> [Task details] Report how many lines of the following entries include the string "ansehen"; respond with the number alone.

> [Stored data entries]

——————

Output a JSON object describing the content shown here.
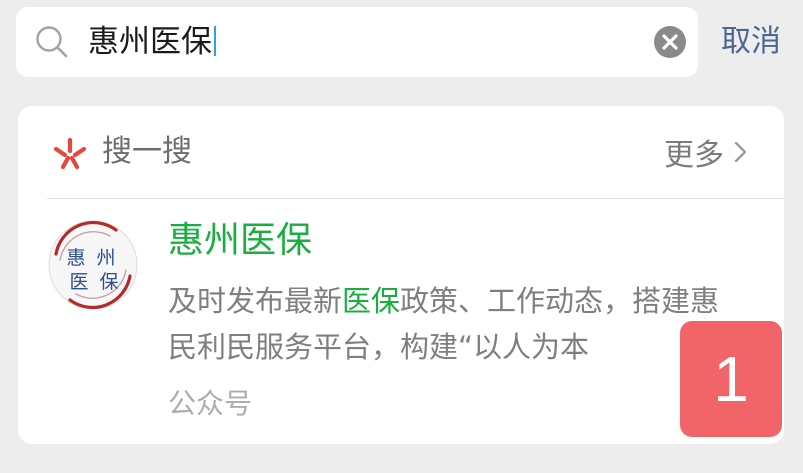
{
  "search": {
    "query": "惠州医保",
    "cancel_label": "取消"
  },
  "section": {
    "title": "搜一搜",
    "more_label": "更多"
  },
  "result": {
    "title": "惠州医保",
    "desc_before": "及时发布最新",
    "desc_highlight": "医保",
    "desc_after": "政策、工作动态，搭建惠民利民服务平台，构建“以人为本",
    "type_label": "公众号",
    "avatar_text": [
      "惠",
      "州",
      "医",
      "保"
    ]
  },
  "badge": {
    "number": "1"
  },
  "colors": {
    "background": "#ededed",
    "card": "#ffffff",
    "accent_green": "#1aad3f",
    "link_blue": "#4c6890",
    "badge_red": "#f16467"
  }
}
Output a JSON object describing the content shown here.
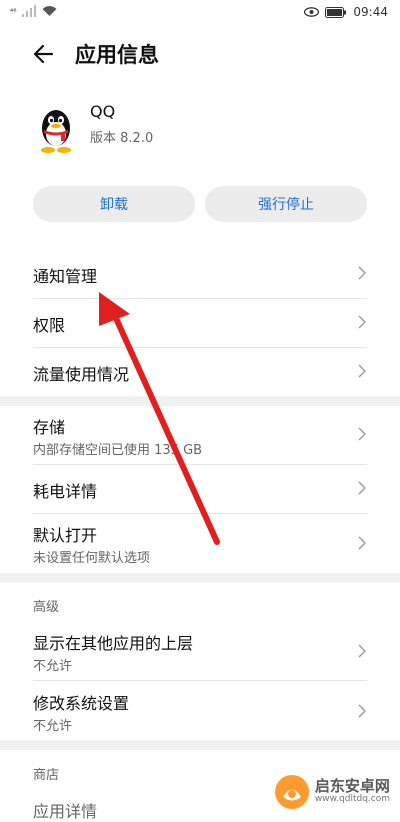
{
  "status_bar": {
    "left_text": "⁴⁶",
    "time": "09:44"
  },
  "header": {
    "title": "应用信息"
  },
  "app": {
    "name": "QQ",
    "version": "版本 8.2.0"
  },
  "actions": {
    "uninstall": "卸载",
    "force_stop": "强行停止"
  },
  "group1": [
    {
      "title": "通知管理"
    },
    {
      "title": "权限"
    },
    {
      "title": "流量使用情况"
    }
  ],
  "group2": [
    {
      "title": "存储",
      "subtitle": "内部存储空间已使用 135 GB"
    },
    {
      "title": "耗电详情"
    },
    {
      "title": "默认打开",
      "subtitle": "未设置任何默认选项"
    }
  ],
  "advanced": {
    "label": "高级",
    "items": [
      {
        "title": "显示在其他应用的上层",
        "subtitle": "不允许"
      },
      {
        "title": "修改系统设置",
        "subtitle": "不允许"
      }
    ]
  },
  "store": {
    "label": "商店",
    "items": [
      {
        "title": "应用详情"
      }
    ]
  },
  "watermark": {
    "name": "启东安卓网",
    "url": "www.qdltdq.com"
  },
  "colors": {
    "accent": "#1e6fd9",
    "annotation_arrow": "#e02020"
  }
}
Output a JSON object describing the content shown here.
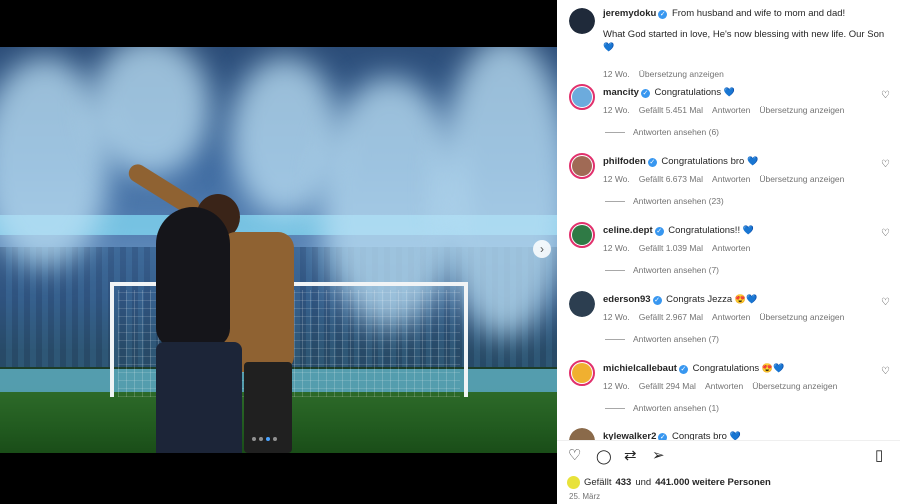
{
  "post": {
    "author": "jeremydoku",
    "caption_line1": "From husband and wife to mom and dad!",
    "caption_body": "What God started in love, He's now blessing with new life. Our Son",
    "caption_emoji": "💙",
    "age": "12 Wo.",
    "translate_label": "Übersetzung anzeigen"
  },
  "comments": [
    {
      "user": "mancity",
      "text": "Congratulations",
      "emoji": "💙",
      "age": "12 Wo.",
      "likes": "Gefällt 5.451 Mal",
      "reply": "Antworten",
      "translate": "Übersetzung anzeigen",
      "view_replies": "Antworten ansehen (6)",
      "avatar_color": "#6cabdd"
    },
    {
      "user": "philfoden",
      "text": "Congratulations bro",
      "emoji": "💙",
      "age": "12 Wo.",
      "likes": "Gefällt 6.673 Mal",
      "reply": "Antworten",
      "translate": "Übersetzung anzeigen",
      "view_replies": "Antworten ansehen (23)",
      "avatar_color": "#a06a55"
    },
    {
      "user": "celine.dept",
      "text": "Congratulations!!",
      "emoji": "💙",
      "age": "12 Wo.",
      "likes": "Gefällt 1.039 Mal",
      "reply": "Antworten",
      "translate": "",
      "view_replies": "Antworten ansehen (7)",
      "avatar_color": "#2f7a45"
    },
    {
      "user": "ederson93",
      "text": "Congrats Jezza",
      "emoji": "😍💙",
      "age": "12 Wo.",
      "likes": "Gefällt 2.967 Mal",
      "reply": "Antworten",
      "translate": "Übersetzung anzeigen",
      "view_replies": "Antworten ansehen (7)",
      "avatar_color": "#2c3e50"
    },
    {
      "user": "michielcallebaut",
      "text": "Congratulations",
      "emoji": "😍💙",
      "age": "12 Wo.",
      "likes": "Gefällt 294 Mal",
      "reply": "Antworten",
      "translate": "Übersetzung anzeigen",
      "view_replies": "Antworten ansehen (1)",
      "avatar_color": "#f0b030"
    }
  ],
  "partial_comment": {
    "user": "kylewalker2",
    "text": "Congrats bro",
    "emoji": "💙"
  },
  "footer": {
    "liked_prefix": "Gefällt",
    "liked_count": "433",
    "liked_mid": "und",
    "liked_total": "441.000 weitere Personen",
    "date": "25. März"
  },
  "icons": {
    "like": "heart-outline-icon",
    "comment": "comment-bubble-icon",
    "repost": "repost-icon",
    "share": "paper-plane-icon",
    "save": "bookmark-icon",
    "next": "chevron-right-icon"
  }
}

——————

> [Response] 5